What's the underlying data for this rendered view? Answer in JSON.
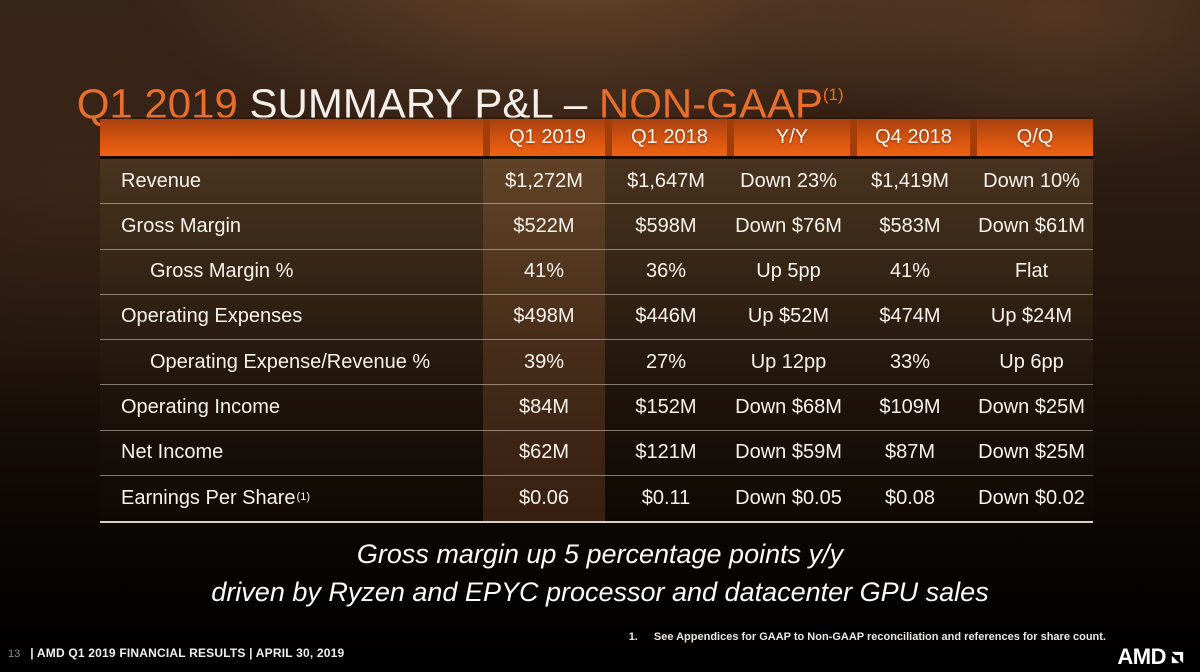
{
  "title": {
    "quarter": "Q1 2019 ",
    "main": "SUMMARY P&L – ",
    "emphasis": "NON-GAAP",
    "superscript": "(1)"
  },
  "table": {
    "columns": [
      "",
      "Q1 2019",
      "Q1 2018",
      "Y/Y",
      "Q4 2018",
      "Q/Q"
    ],
    "rows": [
      {
        "label": "Revenue",
        "indent": false,
        "sup": "",
        "values": [
          "$1,272M",
          "$1,647M",
          "Down 23%",
          "$1,419M",
          "Down 10%"
        ]
      },
      {
        "label": "Gross Margin",
        "indent": false,
        "sup": "",
        "values": [
          "$522M",
          "$598M",
          "Down $76M",
          "$583M",
          "Down $61M"
        ]
      },
      {
        "label": "Gross Margin %",
        "indent": true,
        "sup": "",
        "values": [
          "41%",
          "36%",
          "Up 5pp",
          "41%",
          "Flat"
        ]
      },
      {
        "label": "Operating Expenses",
        "indent": false,
        "sup": "",
        "values": [
          "$498M",
          "$446M",
          "Up $52M",
          "$474M",
          "Up $24M"
        ]
      },
      {
        "label": "Operating Expense/Revenue %",
        "indent": true,
        "sup": "",
        "values": [
          "39%",
          "27%",
          "Up 12pp",
          "33%",
          "Up 6pp"
        ]
      },
      {
        "label": "Operating Income",
        "indent": false,
        "sup": "",
        "values": [
          "$84M",
          "$152M",
          "Down $68M",
          "$109M",
          "Down $25M"
        ]
      },
      {
        "label": "Net Income",
        "indent": false,
        "sup": "",
        "values": [
          "$62M",
          "$121M",
          "Down $59M",
          "$87M",
          "Down $25M"
        ]
      },
      {
        "label": "Earnings Per Share",
        "indent": false,
        "sup": "(1)",
        "values": [
          "$0.06",
          "$0.11",
          "Down $0.05",
          "$0.08",
          "Down $0.02"
        ]
      }
    ]
  },
  "callout": {
    "line1": "Gross margin up 5 percentage points y/y",
    "line2": "driven by Ryzen and EPYC processor and datacenter GPU sales"
  },
  "footnote": {
    "number": "1.",
    "text": "See Appendices for GAAP to Non-GAAP reconciliation and references for share count."
  },
  "footer": {
    "page_number": "13",
    "text": "| AMD Q1 2019 FINANCIAL RESULTS | APRIL 30, 2019",
    "logo": "AMD"
  },
  "colors": {
    "header_orange": "#e05a10",
    "title_orange": "#e76f2e",
    "highlight_column": "#54351e",
    "table_text": "#f6f2ec",
    "background_brown": "#2b1b11"
  }
}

+++

Goal -
Go through the listing above and write it out again exactly, dropping the pictures.

Correct result -
What's the underlying data for this rendered view? Answer in JSON.
{
  "title": {
    "quarter": "Q1 2019 ",
    "main": "SUMMARY P&L – ",
    "emphasis": "NON-GAAP",
    "superscript": "(1)"
  },
  "table": {
    "columns": [
      "",
      "Q1 2019",
      "Q1 2018",
      "Y/Y",
      "Q4 2018",
      "Q/Q"
    ],
    "rows": [
      {
        "label": "Revenue",
        "indent": false,
        "sup": "",
        "values": [
          "$1,272M",
          "$1,647M",
          "Down 23%",
          "$1,419M",
          "Down 10%"
        ]
      },
      {
        "label": "Gross Margin",
        "indent": false,
        "sup": "",
        "values": [
          "$522M",
          "$598M",
          "Down $76M",
          "$583M",
          "Down $61M"
        ]
      },
      {
        "label": "Gross Margin %",
        "indent": true,
        "sup": "",
        "values": [
          "41%",
          "36%",
          "Up 5pp",
          "41%",
          "Flat"
        ]
      },
      {
        "label": "Operating Expenses",
        "indent": false,
        "sup": "",
        "values": [
          "$498M",
          "$446M",
          "Up $52M",
          "$474M",
          "Up $24M"
        ]
      },
      {
        "label": "Operating Expense/Revenue %",
        "indent": true,
        "sup": "",
        "values": [
          "39%",
          "27%",
          "Up 12pp",
          "33%",
          "Up 6pp"
        ]
      },
      {
        "label": "Operating Income",
        "indent": false,
        "sup": "",
        "values": [
          "$84M",
          "$152M",
          "Down $68M",
          "$109M",
          "Down $25M"
        ]
      },
      {
        "label": "Net Income",
        "indent": false,
        "sup": "",
        "values": [
          "$62M",
          "$121M",
          "Down $59M",
          "$87M",
          "Down $25M"
        ]
      },
      {
        "label": "Earnings Per Share",
        "indent": false,
        "sup": "(1)",
        "values": [
          "$0.06",
          "$0.11",
          "Down $0.05",
          "$0.08",
          "Down $0.02"
        ]
      }
    ]
  },
  "callout": {
    "line1": "Gross margin up 5 percentage points y/y",
    "line2": "driven by Ryzen and EPYC processor and datacenter GPU sales"
  },
  "footnote": {
    "number": "1.",
    "text": "See Appendices for GAAP to Non-GAAP reconciliation and references for share count."
  },
  "footer": {
    "page_number": "13",
    "text": "| AMD Q1 2019 FINANCIAL RESULTS | APRIL 30, 2019",
    "logo": "AMD"
  },
  "colors": {
    "header_orange": "#e05a10",
    "title_orange": "#e76f2e",
    "highlight_column": "#54351e",
    "table_text": "#f6f2ec",
    "background_brown": "#2b1b11"
  }
}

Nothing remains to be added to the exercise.